### Written task
Copy the lines holding the word "Digits", all of them.

### Material shown
╭──
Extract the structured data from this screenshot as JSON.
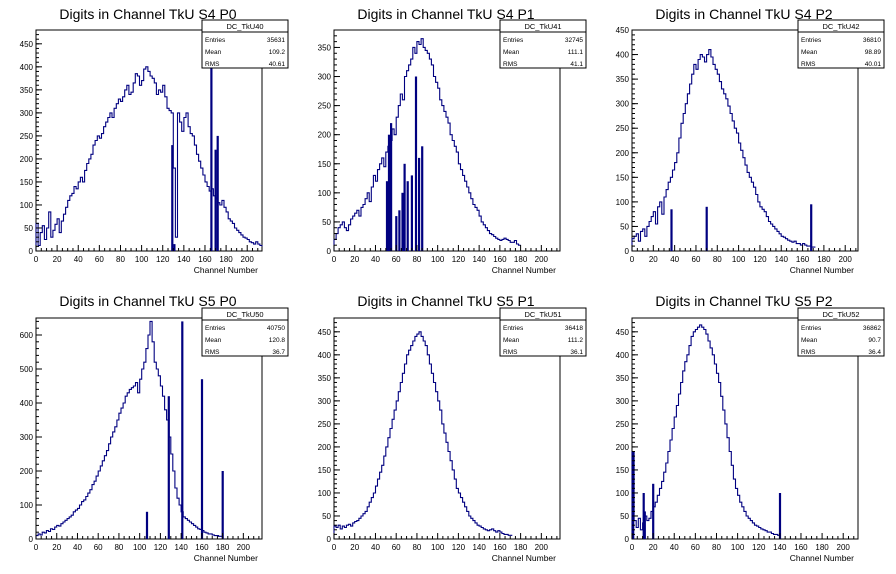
{
  "colors": {
    "hist": "#000080",
    "axis": "#000000",
    "background": "#ffffff"
  },
  "chart_data": [
    {
      "type": "histogram",
      "title": "Digits in Channel TkU S4 P0",
      "xlabel": "Channel Number",
      "xlim": [
        0,
        214
      ],
      "ylim": [
        0,
        480
      ],
      "xticks": [
        0,
        20,
        40,
        60,
        80,
        100,
        120,
        140,
        160,
        180,
        200
      ],
      "yticks": [
        50,
        100,
        150,
        200,
        250,
        300,
        350,
        400,
        450
      ],
      "stats": {
        "name": "DC_TkU40",
        "rows": [
          [
            "Entries",
            "35631"
          ],
          [
            "Mean",
            "109.2"
          ],
          [
            "RMS",
            "40.61"
          ]
        ]
      },
      "bin_width": 2,
      "values": [
        60,
        12,
        40,
        55,
        25,
        50,
        85,
        30,
        45,
        58,
        70,
        40,
        65,
        80,
        95,
        110,
        120,
        125,
        140,
        135,
        150,
        160,
        150,
        175,
        190,
        200,
        210,
        230,
        240,
        250,
        245,
        255,
        270,
        280,
        290,
        300,
        290,
        310,
        320,
        330,
        325,
        335,
        350,
        360,
        340,
        345,
        365,
        385,
        380,
        360,
        370,
        395,
        400,
        390,
        380,
        375,
        365,
        340,
        350,
        345,
        360,
        335,
        310,
        305,
        300,
        180,
        30,
        300,
        280,
        260,
        290,
        300,
        270,
        255,
        250,
        230,
        210,
        195,
        180,
        165,
        150,
        140,
        130,
        135,
        120,
        115,
        105,
        100,
        110,
        95,
        85,
        70,
        65,
        60,
        50,
        45,
        40,
        35,
        30,
        28,
        25,
        20,
        18,
        15,
        20,
        15,
        12,
        10
      ],
      "spikes": [
        [
          129,
          230
        ],
        [
          131,
          15
        ],
        [
          166,
          460
        ],
        [
          170,
          220
        ],
        [
          172,
          250
        ]
      ]
    },
    {
      "type": "histogram",
      "title": "Digits in Channel TkU S4 P1",
      "xlabel": "Channel Number",
      "xlim": [
        0,
        218
      ],
      "ylim": [
        0,
        380
      ],
      "xticks": [
        0,
        20,
        40,
        60,
        80,
        100,
        120,
        140,
        160,
        180,
        200
      ],
      "yticks": [
        50,
        100,
        150,
        200,
        250,
        300,
        350
      ],
      "stats": {
        "name": "DC_TkU41",
        "rows": [
          [
            "Entries",
            "32745"
          ],
          [
            "Mean",
            "111.1"
          ],
          [
            "RMS",
            "41.1"
          ]
        ]
      },
      "bin_width": 2,
      "values": [
        20,
        30,
        40,
        45,
        50,
        40,
        35,
        45,
        55,
        60,
        65,
        70,
        60,
        75,
        80,
        90,
        100,
        85,
        110,
        130,
        120,
        140,
        150,
        160,
        145,
        170,
        180,
        190,
        210,
        200,
        230,
        250,
        270,
        260,
        300,
        310,
        320,
        330,
        350,
        340,
        360,
        355,
        365,
        350,
        345,
        340,
        330,
        320,
        300,
        290,
        280,
        260,
        250,
        240,
        230,
        220,
        200,
        190,
        180,
        170,
        150,
        140,
        130,
        120,
        110,
        100,
        90,
        80,
        75,
        70,
        60,
        50,
        45,
        40,
        35,
        30,
        28,
        25,
        22,
        20,
        18,
        20,
        22,
        20,
        18,
        15,
        15,
        18,
        12,
        10
      ],
      "spikes": [
        [
          51,
          120
        ],
        [
          53,
          200
        ],
        [
          55,
          220
        ],
        [
          60,
          60
        ],
        [
          63,
          70
        ],
        [
          66,
          100
        ],
        [
          68,
          150
        ],
        [
          71,
          120
        ],
        [
          75,
          130
        ],
        [
          79,
          300
        ],
        [
          82,
          160
        ],
        [
          85,
          180
        ]
      ]
    },
    {
      "type": "histogram",
      "title": "Digits in Channel TkU S4 P2",
      "xlabel": "Channel Number",
      "xlim": [
        0,
        212
      ],
      "ylim": [
        0,
        450
      ],
      "xticks": [
        0,
        20,
        40,
        60,
        80,
        100,
        120,
        140,
        160,
        180,
        200
      ],
      "yticks": [
        50,
        100,
        150,
        200,
        250,
        300,
        350,
        400,
        450
      ],
      "stats": {
        "name": "DC_TkU42",
        "rows": [
          [
            "Entries",
            "36810"
          ],
          [
            "Mean",
            "98.89"
          ],
          [
            "RMS",
            "40.01"
          ]
        ]
      },
      "bin_width": 2,
      "values": [
        25,
        30,
        35,
        20,
        40,
        45,
        30,
        50,
        60,
        70,
        80,
        55,
        90,
        100,
        75,
        110,
        125,
        140,
        150,
        165,
        180,
        200,
        230,
        260,
        280,
        300,
        320,
        340,
        360,
        380,
        370,
        390,
        400,
        395,
        385,
        400,
        410,
        395,
        380,
        370,
        360,
        345,
        330,
        320,
        310,
        295,
        280,
        265,
        250,
        240,
        220,
        205,
        190,
        175,
        160,
        150,
        140,
        130,
        115,
        100,
        90,
        85,
        80,
        70,
        60,
        55,
        50,
        45,
        40,
        35,
        30,
        28,
        25,
        22,
        20,
        18,
        20,
        15,
        15,
        12,
        15,
        12,
        10,
        10,
        8,
        8
      ],
      "spikes": [
        [
          37,
          85
        ],
        [
          70,
          90
        ],
        [
          168,
          95
        ]
      ]
    },
    {
      "type": "histogram",
      "title": "Digits in Channel TkU S5 P0",
      "xlabel": "Channel Number",
      "xlim": [
        0,
        218
      ],
      "ylim": [
        0,
        650
      ],
      "xticks": [
        0,
        20,
        40,
        60,
        80,
        100,
        120,
        140,
        160,
        180,
        200
      ],
      "yticks": [
        100,
        200,
        300,
        400,
        500,
        600
      ],
      "stats": {
        "name": "DC_TkU50",
        "rows": [
          [
            "Entries",
            "40750"
          ],
          [
            "Mean",
            "120.8"
          ],
          [
            "RMS",
            "36.7"
          ]
        ]
      },
      "bin_width": 2,
      "values": [
        10,
        15,
        12,
        20,
        18,
        25,
        22,
        30,
        28,
        35,
        40,
        38,
        45,
        50,
        55,
        60,
        65,
        70,
        80,
        85,
        90,
        100,
        110,
        115,
        125,
        135,
        145,
        160,
        170,
        185,
        200,
        215,
        230,
        245,
        260,
        280,
        300,
        315,
        330,
        350,
        370,
        385,
        400,
        420,
        430,
        440,
        445,
        450,
        460,
        430,
        470,
        500,
        520,
        560,
        600,
        640,
        580,
        520,
        500,
        480,
        450,
        420,
        380,
        350,
        300,
        250,
        200,
        150,
        120,
        100,
        80,
        65,
        60,
        55,
        50,
        45,
        40,
        35,
        30,
        28,
        25,
        20,
        18,
        15,
        15,
        12,
        10,
        10,
        8,
        8
      ],
      "spikes": [
        [
          107,
          80
        ],
        [
          128,
          420
        ],
        [
          141,
          640
        ],
        [
          160,
          470
        ],
        [
          180,
          200
        ]
      ]
    },
    {
      "type": "histogram",
      "title": "Digits in Channel TkU S5 P1",
      "xlabel": "Channel Number",
      "xlim": [
        0,
        218
      ],
      "ylim": [
        0,
        480
      ],
      "xticks": [
        0,
        20,
        40,
        60,
        80,
        100,
        120,
        140,
        160,
        180,
        200
      ],
      "yticks": [
        50,
        100,
        150,
        200,
        250,
        300,
        350,
        400,
        450
      ],
      "stats": {
        "name": "DC_TkU51",
        "rows": [
          [
            "Entries",
            "36418"
          ],
          [
            "Mean",
            "111.2"
          ],
          [
            "RMS",
            "36.1"
          ]
        ]
      },
      "bin_width": 2,
      "values": [
        28,
        25,
        30,
        22,
        28,
        25,
        30,
        32,
        28,
        35,
        38,
        40,
        45,
        50,
        55,
        60,
        70,
        80,
        90,
        100,
        115,
        130,
        145,
        160,
        180,
        200,
        220,
        240,
        260,
        280,
        300,
        320,
        340,
        360,
        380,
        400,
        410,
        420,
        430,
        440,
        445,
        450,
        440,
        430,
        420,
        400,
        380,
        360,
        340,
        320,
        300,
        280,
        250,
        230,
        210,
        190,
        170,
        150,
        130,
        110,
        100,
        90,
        80,
        70,
        60,
        50,
        45,
        40,
        35,
        30,
        28,
        25,
        22,
        20,
        18,
        20,
        22,
        18,
        15,
        18,
        15,
        12,
        10,
        10,
        8,
        8
      ],
      "spikes": []
    },
    {
      "type": "histogram",
      "title": "Digits in Channel TkU S5 P2",
      "xlabel": "Channel Number",
      "xlim": [
        0,
        214
      ],
      "ylim": [
        0,
        480
      ],
      "xticks": [
        0,
        20,
        40,
        60,
        80,
        100,
        120,
        140,
        160,
        180,
        200
      ],
      "yticks": [
        50,
        100,
        150,
        200,
        250,
        300,
        350,
        400,
        450
      ],
      "stats": {
        "name": "DC_TkU52",
        "rows": [
          [
            "Entries",
            "36862"
          ],
          [
            "Mean",
            "90.7"
          ],
          [
            "RMS",
            "36.4"
          ]
        ]
      },
      "bin_width": 2,
      "values": [
        190,
        40,
        25,
        45,
        20,
        35,
        50,
        40,
        45,
        60,
        70,
        80,
        95,
        110,
        125,
        145,
        165,
        190,
        215,
        240,
        265,
        290,
        315,
        340,
        365,
        385,
        400,
        420,
        440,
        450,
        455,
        460,
        465,
        460,
        455,
        445,
        430,
        415,
        400,
        380,
        360,
        340,
        310,
        280,
        250,
        220,
        190,
        160,
        130,
        110,
        95,
        80,
        70,
        60,
        50,
        45,
        40,
        35,
        30,
        28,
        25,
        22,
        20,
        18,
        15,
        15,
        12,
        10,
        10,
        8
      ],
      "spikes": [
        [
          1,
          190
        ],
        [
          11,
          100
        ],
        [
          12,
          60
        ],
        [
          140,
          100
        ],
        [
          20,
          120
        ]
      ]
    }
  ]
}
╰──
### Output for this exercise
      "title": "Digits in Channel TkU S4 P0",
      "title": "Digits in Channel TkU S4 P1",
      "title": "Digits in Channel TkU S4 P2",
      "title": "Digits in Channel TkU S5 P0",
      "title": "Digits in Channel TkU S5 P1",
      "title": "Digits in Channel TkU S5 P2",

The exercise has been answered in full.